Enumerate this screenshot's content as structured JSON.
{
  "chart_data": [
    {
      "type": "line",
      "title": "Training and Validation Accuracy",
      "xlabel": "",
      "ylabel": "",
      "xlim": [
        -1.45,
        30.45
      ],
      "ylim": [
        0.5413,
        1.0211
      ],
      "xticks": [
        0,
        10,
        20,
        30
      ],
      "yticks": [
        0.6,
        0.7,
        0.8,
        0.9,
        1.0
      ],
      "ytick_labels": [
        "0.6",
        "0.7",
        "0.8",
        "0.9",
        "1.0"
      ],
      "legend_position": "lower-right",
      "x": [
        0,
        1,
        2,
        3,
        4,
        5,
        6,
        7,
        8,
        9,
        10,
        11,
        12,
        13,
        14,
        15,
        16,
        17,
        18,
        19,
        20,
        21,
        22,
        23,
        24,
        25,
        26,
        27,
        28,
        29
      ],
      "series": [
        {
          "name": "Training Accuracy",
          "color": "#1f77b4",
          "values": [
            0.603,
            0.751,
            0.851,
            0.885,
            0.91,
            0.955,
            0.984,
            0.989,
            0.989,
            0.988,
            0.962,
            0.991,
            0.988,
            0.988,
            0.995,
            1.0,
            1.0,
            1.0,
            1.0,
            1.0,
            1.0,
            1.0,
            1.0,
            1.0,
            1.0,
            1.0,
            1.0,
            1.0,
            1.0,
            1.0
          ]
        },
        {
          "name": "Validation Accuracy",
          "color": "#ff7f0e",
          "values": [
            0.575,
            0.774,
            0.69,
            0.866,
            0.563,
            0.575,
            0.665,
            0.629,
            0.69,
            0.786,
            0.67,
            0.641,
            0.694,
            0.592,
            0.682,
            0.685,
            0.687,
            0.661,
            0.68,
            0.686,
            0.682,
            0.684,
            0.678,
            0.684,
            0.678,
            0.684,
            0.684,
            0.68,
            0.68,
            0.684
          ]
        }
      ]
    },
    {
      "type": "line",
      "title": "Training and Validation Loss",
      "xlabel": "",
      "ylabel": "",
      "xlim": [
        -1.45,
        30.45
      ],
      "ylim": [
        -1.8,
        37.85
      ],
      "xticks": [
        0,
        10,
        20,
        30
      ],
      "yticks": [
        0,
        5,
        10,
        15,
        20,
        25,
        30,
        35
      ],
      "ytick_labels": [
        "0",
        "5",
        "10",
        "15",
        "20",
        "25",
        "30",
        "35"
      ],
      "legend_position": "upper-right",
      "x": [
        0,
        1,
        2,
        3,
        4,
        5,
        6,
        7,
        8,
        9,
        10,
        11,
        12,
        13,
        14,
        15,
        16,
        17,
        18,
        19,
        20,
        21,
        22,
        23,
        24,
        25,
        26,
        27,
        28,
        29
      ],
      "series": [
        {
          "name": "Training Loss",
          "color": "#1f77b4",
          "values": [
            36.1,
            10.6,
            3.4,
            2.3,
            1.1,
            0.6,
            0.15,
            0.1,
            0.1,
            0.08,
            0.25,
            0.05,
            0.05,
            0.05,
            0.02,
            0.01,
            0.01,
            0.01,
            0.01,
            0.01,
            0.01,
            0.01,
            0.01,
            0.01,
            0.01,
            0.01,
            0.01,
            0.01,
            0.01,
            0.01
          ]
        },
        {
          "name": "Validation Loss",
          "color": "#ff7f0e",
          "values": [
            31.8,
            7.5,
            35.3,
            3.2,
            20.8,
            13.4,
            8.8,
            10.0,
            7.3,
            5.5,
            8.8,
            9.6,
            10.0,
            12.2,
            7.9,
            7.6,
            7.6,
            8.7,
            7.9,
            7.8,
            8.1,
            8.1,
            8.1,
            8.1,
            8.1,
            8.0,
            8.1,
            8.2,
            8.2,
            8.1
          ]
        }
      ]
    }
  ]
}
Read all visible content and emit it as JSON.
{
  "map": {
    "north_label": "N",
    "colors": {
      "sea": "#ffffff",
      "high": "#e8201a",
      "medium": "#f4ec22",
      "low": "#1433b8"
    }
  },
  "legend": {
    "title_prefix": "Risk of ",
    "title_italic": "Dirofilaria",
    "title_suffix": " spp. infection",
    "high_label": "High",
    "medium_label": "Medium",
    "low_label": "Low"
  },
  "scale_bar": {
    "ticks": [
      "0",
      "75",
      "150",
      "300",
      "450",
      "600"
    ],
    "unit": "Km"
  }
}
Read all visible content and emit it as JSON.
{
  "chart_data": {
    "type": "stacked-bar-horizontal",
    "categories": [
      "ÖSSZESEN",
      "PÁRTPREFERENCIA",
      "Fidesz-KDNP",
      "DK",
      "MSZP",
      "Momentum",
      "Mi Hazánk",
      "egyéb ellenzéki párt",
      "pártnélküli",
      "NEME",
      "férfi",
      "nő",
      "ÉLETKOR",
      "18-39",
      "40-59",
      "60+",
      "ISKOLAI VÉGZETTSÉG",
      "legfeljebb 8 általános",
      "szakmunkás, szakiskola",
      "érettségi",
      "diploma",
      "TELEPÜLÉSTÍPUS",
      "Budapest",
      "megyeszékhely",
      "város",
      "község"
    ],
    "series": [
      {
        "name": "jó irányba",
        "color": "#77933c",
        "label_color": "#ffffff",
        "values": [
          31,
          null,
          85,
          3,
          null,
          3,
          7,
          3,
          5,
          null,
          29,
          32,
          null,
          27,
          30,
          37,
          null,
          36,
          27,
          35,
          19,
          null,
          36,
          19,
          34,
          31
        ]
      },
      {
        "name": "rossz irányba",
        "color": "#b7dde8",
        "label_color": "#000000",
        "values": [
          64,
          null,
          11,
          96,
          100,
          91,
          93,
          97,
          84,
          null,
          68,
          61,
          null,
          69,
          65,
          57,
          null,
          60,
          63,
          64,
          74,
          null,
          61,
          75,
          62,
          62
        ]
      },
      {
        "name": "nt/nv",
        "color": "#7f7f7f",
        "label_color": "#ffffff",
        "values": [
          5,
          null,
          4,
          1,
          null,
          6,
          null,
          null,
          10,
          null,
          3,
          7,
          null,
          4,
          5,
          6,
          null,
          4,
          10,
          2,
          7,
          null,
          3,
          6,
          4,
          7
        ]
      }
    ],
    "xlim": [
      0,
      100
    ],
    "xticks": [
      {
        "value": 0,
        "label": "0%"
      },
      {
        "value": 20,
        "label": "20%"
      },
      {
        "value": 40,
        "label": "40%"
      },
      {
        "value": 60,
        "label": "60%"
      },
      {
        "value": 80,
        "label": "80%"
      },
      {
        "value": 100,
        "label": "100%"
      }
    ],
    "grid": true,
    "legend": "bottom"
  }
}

Task
Pull out all lines containing the word "right" from the entries above.

Answer for the task
      "legend_position": "lower-right",
      "legend_position": "upper-right",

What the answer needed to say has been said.